Data records.
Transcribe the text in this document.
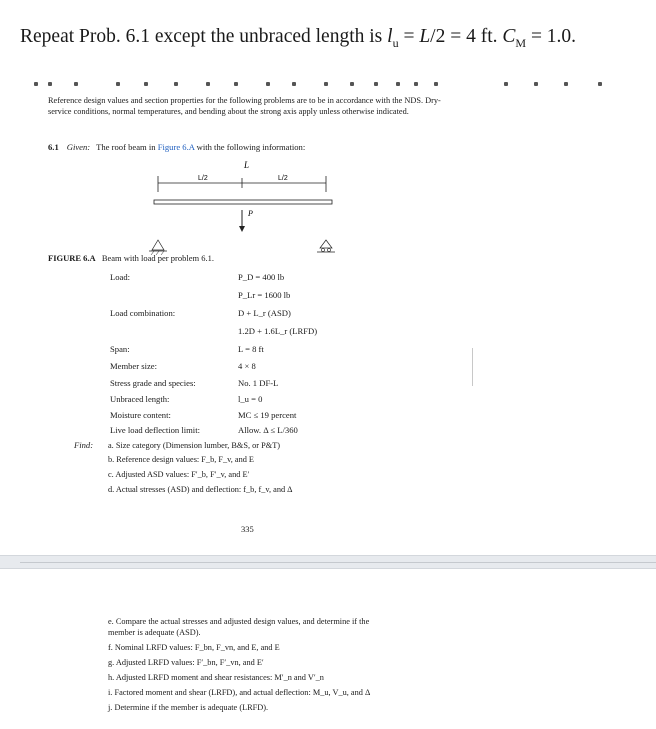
Repeat Prob. 6.1 except the unbraced length is $l_u = L/2 = 4$ ft. $C_M = 1.0$.
Reference design values and section properties for the following problems are to be in accordance with the NDS. Dry-service conditions, normal temperatures, and bending about the strong axis apply unless otherwise indicated.
6.1 Given: The roof beam in Figure 6.A with the following information:
L
L/2	L/2
P
FIGURE 6.A Beam with load per problem 6.1.
Load:	P_D = 400 lb
P_Lr = 1600 lb
Load combination:	D + L_r (ASD)
1.2D + 1.6L_r (LRFD)
Span:	L = 8 ft
Member size:	4 × 8
Stress grade and species:	No. 1 DF-L
Unbraced length:	l_u = 0
Moisture content:	MC ≤ 19 percent
Live load deflection limit:	Allow. Δ ≤ L/360
Find: a. Size category (Dimension lumber, B&S, or P&T)
b. Reference design values: F_b, F_v, and E
c. Adjusted ASD values: F′_b, F′_v, and E′
d. Actual stresses (ASD) and deflection: f_b, f_v, and Δ
335
e. Compare the actual stresses and adjusted design values, and determine if the
member is adequate (ASD).
f. Nominal LRFD values: F_bn, F_vn, and E, and E
g. Adjusted LRFD values: F′_bn, F′_vn, and E′
h. Adjusted LRFD moment and shear resistances: M′_n and V′_n
i. Factored moment and shear (LRFD), and actual deflection: M_u, V_u, and Δ
j. Determine if the member is adequate (LRFD).
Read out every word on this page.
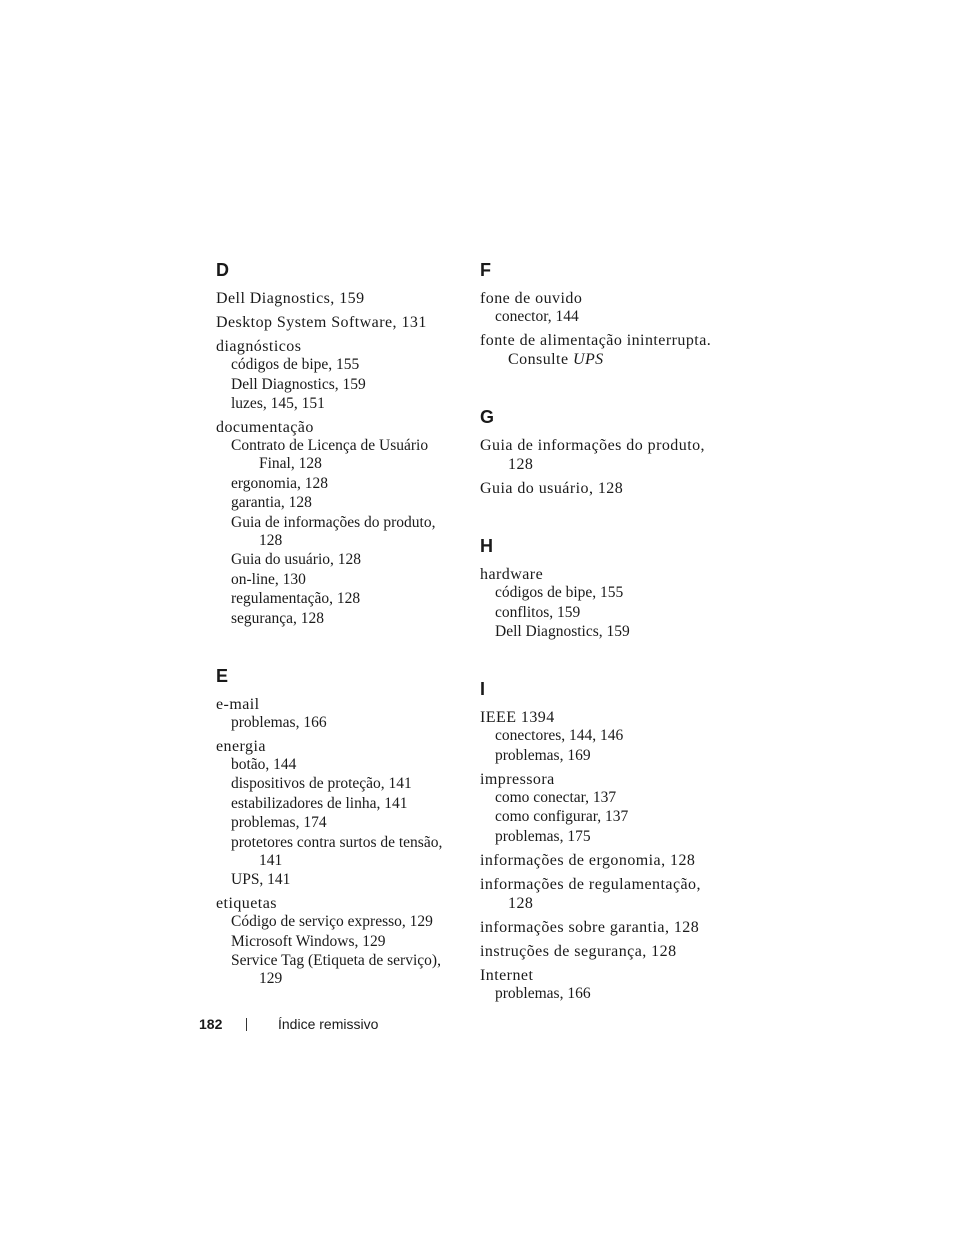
D
Dell Diagnostics, 159
Desktop System Software, 131
diagnósticos
códigos de bipe, 155
Dell Diagnostics, 159
luzes, 145, 151
documentação
Contrato de Licença de Usuário Final, 128
ergonomia, 128
garantia, 128
Guia de informações do produto, 128
Guia do usuário, 128
on-line, 130
regulamentação, 128
segurança, 128
E
e-mail
problemas, 166
energia
botão, 144
dispositivos de proteção, 141
estabilizadores de linha, 141
problemas, 174
protetores contra surtos de tensão, 141
UPS, 141
etiquetas
Código de serviço expresso, 129
Microsoft Windows, 129
Service Tag (Etiqueta de serviço), 129
F
fone de ouvido
conector, 144
fonte de alimentação ininterrupta. Consulte UPS
G
Guia de informações do produto, 128
Guia do usuário, 128
H
hardware
códigos de bipe, 155
conflitos, 159
Dell Diagnostics, 159
I
IEEE 1394
conectores, 144, 146
problemas, 169
impressora
como conectar, 137
como configurar, 137
problemas, 175
informações de ergonomia, 128
informações de regulamentação, 128
informações sobre garantia, 128
instruções de segurança, 128
Internet
problemas, 166
182	Índice remissivo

Given problem.
The records above are to be quoted exactly, with all pictures left out.

Worked solution.
Transcribe the text in this document.
Repeat Prob. 6.1 except the unbraced length is $l_u = L/2 = 4$ ft. $C_M = 1.0$.
Reference design values and section properties for the following problems are to be in accordance with the NDS. Dry-service conditions, normal temperatures, and bending about the strong axis apply unless otherwise indicated.
6.1 Given: The roof beam in Figure 6.A with the following information:
L
L/2	L/2
P
FIGURE 6.A Beam with load per problem 6.1.
Load:	P_D = 400 lb
P_Lr = 1600 lb
Load combination:	D + L_r (ASD)
1.2D + 1.6L_r (LRFD)
Span:	L = 8 ft
Member size:	4 × 8
Stress grade and species:	No. 1 DF-L
Unbraced length:	l_u = 0
Moisture content:	MC ≤ 19 percent
Live load deflection limit:	Allow. Δ ≤ L/360
Find: a. Size category (Dimension lumber, B&S, or P&T)
b. Reference design values: F_b, F_v, and E
c. Adjusted ASD values: F′_b, F′_v, and E′
d. Actual stresses (ASD) and deflection: f_b, f_v, and Δ
335
e. Compare the actual stresses and adjusted design values, and determine if the
member is adequate (ASD).
f. Nominal LRFD values: F_bn, F_vn, and E, and E
g. Adjusted LRFD values: F′_bn, F′_vn, and E′
h. Adjusted LRFD moment and shear resistances: M′_n and V′_n
i. Factored moment and shear (LRFD), and actual deflection: M_u, V_u, and Δ
j. Determine if the member is adequate (LRFD).
Read out every word on this page.
D
Dell Diagnostics, 159
Desktop System Software, 131
diagnósticos
códigos de bipe, 155
Dell Diagnostics, 159
luzes, 145, 151
documentação
Contrato de Licença de Usuário Final, 128
ergonomia, 128
garantia, 128
Guia de informações do produto, 128
Guia do usuário, 128
on-line, 130
regulamentação, 128
segurança, 128
E
e-mail
problemas, 166
energia
botão, 144
dispositivos de proteção, 141
estabilizadores de linha, 141
problemas, 174
protetores contra surtos de tensão, 141
UPS, 141
etiquetas
Código de serviço expresso, 129
Microsoft Windows, 129
Service Tag (Etiqueta de serviço), 129
F
fone de ouvido
conector, 144
fonte de alimentação ininterrupta. Consulte UPS
G
Guia de informações do produto, 128
Guia do usuário, 128
H
hardware
códigos de bipe, 155
conflitos, 159
Dell Diagnostics, 159
I
IEEE 1394
conectores, 144, 146
problemas, 169
impressora
como conectar, 137
como configurar, 137
problemas, 175
informações de ergonomia, 128
informações de regulamentação, 128
informações sobre garantia, 128
instruções de segurança, 128
Internet
problemas, 166
182	Índice remissivo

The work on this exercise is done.